[START OF Records shown]

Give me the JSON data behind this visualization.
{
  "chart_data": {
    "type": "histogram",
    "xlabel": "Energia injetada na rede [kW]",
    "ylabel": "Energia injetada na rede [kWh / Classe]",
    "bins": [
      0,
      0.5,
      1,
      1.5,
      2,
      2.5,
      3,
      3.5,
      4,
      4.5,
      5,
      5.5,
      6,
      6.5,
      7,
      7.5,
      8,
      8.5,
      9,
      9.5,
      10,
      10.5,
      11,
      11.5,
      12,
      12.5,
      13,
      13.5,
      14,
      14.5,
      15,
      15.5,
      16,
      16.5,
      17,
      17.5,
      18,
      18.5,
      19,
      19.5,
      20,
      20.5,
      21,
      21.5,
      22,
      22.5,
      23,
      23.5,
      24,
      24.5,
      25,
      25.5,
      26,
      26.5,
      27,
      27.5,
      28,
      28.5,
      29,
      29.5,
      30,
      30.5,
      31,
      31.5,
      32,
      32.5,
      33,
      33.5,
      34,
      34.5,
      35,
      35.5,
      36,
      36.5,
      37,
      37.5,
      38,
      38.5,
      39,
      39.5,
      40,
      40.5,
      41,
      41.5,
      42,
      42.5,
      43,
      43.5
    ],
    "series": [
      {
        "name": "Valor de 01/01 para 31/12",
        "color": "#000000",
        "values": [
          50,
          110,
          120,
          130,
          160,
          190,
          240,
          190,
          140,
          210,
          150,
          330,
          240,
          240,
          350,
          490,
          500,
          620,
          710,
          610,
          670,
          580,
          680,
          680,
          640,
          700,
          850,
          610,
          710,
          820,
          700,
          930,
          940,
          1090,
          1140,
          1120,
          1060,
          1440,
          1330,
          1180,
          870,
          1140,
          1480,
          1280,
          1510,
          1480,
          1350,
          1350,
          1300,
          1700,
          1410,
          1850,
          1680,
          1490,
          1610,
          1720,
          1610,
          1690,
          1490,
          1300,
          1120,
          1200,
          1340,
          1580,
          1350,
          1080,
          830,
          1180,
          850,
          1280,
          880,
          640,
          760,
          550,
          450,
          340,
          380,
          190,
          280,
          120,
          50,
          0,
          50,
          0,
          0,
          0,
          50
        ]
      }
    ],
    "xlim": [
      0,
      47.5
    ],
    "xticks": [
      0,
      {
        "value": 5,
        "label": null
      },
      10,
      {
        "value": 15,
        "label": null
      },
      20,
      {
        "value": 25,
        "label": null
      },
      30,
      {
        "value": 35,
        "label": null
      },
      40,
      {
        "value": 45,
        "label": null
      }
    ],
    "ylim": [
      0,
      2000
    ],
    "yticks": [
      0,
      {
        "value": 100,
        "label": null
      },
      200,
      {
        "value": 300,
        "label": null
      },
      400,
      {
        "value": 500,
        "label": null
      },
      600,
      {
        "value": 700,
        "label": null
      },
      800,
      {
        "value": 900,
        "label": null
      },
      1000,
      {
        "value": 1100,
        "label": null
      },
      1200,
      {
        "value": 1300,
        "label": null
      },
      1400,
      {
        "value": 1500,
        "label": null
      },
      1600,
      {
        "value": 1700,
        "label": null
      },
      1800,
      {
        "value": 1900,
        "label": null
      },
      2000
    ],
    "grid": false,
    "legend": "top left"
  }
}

[END OF Records shown]

- _Your goal_: Repeat the material above in full, exactly as it stands.

- _Result_:
Give me the JSON data behind this visualization.
{
  "chart_data": {
    "type": "histogram",
    "xlabel": "Energia injetada na rede [kW]",
    "ylabel": "Energia injetada na rede [kWh / Classe]",
    "bins": [
      0,
      0.5,
      1,
      1.5,
      2,
      2.5,
      3,
      3.5,
      4,
      4.5,
      5,
      5.5,
      6,
      6.5,
      7,
      7.5,
      8,
      8.5,
      9,
      9.5,
      10,
      10.5,
      11,
      11.5,
      12,
      12.5,
      13,
      13.5,
      14,
      14.5,
      15,
      15.5,
      16,
      16.5,
      17,
      17.5,
      18,
      18.5,
      19,
      19.5,
      20,
      20.5,
      21,
      21.5,
      22,
      22.5,
      23,
      23.5,
      24,
      24.5,
      25,
      25.5,
      26,
      26.5,
      27,
      27.5,
      28,
      28.5,
      29,
      29.5,
      30,
      30.5,
      31,
      31.5,
      32,
      32.5,
      33,
      33.5,
      34,
      34.5,
      35,
      35.5,
      36,
      36.5,
      37,
      37.5,
      38,
      38.5,
      39,
      39.5,
      40,
      40.5,
      41,
      41.5,
      42,
      42.5,
      43,
      43.5
    ],
    "series": [
      {
        "name": "Valor de 01/01 para 31/12",
        "color": "#000000",
        "values": [
          50,
          110,
          120,
          130,
          160,
          190,
          240,
          190,
          140,
          210,
          150,
          330,
          240,
          240,
          350,
          490,
          500,
          620,
          710,
          610,
          670,
          580,
          680,
          680,
          640,
          700,
          850,
          610,
          710,
          820,
          700,
          930,
          940,
          1090,
          1140,
          1120,
          1060,
          1440,
          1330,
          1180,
          870,
          1140,
          1480,
          1280,
          1510,
          1480,
          1350,
          1350,
          1300,
          1700,
          1410,
          1850,
          1680,
          1490,
          1610,
          1720,
          1610,
          1690,
          1490,
          1300,
          1120,
          1200,
          1340,
          1580,
          1350,
          1080,
          830,
          1180,
          850,
          1280,
          880,
          640,
          760,
          550,
          450,
          340,
          380,
          190,
          280,
          120,
          50,
          0,
          50,
          0,
          0,
          0,
          50
        ]
      }
    ],
    "xlim": [
      0,
      47.5
    ],
    "xticks": [
      0,
      {
        "value": 5,
        "label": null
      },
      10,
      {
        "value": 15,
        "label": null
      },
      20,
      {
        "value": 25,
        "label": null
      },
      30,
      {
        "value": 35,
        "label": null
      },
      40,
      {
        "value": 45,
        "label": null
      }
    ],
    "ylim": [
      0,
      2000
    ],
    "yticks": [
      0,
      {
        "value": 100,
        "label": null
      },
      200,
      {
        "value": 300,
        "label": null
      },
      400,
      {
        "value": 500,
        "label": null
      },
      600,
      {
        "value": 700,
        "label": null
      },
      800,
      {
        "value": 900,
        "label": null
      },
      1000,
      {
        "value": 1100,
        "label": null
      },
      1200,
      {
        "value": 1300,
        "label": null
      },
      1400,
      {
        "value": 1500,
        "label": null
      },
      1600,
      {
        "value": 1700,
        "label": null
      },
      1800,
      {
        "value": 1900,
        "label": null
      },
      2000
    ],
    "grid": false,
    "legend": "top left"
  }
}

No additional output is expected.